** Begin Recorded information **
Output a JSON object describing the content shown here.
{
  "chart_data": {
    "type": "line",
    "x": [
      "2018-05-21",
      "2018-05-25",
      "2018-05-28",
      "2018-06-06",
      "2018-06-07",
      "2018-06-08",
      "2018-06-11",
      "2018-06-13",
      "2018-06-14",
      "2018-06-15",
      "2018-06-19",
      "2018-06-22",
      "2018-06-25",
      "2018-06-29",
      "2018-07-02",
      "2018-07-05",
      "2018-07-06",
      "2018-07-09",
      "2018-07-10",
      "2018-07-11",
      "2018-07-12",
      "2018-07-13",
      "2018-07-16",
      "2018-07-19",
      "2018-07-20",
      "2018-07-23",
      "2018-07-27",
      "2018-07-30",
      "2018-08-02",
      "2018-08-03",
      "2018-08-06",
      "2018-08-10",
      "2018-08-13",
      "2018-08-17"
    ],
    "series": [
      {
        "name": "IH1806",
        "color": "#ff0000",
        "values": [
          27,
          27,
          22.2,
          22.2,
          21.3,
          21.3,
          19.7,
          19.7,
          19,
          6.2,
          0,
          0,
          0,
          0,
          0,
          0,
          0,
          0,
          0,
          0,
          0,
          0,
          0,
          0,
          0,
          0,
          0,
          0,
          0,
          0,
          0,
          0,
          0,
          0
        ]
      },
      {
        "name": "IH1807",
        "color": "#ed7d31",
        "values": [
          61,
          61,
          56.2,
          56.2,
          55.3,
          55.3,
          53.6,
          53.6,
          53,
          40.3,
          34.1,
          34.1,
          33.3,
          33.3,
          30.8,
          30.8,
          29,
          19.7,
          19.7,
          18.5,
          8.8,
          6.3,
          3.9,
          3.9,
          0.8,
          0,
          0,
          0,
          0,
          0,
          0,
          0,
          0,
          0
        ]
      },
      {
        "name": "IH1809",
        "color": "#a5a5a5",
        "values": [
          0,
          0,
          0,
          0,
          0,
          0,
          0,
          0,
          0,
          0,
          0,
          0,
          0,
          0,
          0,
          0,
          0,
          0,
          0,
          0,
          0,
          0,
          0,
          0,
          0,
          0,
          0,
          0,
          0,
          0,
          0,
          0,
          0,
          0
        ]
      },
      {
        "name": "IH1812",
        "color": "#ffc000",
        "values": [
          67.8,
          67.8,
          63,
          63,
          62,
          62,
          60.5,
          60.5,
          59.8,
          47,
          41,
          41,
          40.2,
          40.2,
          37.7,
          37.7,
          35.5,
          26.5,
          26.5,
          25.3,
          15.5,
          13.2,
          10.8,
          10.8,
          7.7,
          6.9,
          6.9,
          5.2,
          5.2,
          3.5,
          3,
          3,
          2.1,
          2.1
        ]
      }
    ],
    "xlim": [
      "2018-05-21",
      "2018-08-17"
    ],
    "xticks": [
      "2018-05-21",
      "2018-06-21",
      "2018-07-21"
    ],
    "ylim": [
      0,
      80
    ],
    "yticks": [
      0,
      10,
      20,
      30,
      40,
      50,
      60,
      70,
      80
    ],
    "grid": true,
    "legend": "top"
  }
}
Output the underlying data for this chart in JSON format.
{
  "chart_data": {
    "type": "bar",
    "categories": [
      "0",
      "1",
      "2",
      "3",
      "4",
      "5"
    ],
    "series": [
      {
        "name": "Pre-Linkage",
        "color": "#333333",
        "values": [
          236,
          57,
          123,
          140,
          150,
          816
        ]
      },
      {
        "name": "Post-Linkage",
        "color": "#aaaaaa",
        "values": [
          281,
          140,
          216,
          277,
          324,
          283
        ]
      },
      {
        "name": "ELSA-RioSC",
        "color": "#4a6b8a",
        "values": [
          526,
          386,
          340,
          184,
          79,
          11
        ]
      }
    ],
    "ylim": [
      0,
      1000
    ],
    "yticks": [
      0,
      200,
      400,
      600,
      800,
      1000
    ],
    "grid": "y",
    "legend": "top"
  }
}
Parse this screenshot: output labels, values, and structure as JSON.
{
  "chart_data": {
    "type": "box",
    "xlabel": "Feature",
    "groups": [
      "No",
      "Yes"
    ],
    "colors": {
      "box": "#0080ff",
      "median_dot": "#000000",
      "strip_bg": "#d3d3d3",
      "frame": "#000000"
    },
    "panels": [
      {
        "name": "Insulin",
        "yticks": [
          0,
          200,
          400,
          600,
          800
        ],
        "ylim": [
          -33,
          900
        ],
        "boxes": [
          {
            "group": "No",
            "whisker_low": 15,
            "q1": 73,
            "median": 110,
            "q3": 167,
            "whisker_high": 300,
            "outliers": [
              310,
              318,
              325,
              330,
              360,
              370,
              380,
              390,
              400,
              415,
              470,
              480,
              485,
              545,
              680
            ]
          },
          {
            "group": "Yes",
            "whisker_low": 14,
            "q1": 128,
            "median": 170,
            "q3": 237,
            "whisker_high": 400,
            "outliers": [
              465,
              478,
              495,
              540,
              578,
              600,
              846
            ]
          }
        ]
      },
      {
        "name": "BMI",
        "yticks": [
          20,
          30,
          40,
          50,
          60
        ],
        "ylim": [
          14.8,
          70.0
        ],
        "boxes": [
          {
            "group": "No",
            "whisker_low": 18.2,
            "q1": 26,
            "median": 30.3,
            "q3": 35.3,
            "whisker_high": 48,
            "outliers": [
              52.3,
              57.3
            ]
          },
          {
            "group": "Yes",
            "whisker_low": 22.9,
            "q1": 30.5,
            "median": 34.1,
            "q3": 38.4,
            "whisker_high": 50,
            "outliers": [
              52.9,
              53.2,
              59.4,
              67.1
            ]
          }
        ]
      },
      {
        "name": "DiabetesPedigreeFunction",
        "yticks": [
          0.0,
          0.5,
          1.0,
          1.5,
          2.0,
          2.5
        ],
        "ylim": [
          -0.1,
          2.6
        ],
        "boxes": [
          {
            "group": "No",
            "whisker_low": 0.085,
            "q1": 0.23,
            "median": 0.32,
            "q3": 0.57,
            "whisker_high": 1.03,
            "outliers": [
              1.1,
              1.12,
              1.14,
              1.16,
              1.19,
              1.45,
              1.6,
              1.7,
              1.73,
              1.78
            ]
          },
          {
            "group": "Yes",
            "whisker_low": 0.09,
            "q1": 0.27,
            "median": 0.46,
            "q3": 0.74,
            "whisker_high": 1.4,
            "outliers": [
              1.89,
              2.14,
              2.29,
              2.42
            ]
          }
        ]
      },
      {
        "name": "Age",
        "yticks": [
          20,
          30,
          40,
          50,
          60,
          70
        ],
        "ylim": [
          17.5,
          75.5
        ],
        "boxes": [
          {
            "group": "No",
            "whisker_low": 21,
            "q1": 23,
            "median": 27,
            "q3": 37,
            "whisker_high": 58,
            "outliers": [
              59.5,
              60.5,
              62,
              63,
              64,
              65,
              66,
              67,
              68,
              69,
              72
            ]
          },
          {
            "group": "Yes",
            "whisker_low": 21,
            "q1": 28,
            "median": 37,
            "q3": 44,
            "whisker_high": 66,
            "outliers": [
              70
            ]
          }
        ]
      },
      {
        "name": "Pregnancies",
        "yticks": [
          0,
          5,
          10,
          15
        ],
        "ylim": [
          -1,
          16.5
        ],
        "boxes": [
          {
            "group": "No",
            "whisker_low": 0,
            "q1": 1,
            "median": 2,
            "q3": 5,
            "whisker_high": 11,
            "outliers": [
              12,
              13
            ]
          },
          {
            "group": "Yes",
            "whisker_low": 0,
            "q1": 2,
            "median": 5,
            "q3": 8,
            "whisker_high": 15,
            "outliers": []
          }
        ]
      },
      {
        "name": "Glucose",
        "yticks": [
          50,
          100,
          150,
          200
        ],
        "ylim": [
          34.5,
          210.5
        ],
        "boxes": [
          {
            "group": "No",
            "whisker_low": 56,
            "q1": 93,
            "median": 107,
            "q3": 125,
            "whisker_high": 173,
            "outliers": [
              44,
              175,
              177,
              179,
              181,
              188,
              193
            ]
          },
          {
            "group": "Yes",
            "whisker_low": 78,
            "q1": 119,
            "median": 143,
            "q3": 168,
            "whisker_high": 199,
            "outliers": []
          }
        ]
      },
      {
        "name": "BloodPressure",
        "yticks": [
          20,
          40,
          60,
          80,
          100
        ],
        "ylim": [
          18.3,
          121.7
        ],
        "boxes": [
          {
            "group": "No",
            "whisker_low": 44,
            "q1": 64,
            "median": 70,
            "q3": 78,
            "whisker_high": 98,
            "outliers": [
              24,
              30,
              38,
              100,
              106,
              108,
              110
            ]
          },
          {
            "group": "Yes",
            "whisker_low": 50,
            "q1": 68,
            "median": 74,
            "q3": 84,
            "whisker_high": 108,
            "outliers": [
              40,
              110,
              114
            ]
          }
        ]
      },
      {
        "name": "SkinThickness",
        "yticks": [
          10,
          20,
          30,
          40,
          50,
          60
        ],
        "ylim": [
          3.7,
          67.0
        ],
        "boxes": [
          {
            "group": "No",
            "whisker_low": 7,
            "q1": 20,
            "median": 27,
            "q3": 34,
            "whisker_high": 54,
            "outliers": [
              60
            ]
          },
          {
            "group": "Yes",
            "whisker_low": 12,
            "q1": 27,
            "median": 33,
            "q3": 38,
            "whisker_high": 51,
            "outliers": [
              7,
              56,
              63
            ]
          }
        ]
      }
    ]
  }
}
** End Recorded information **
§ Work instructions: Among the entries above, how many lines hold the string "JSON"? Respond with nothing but the number.

§ Answer: 3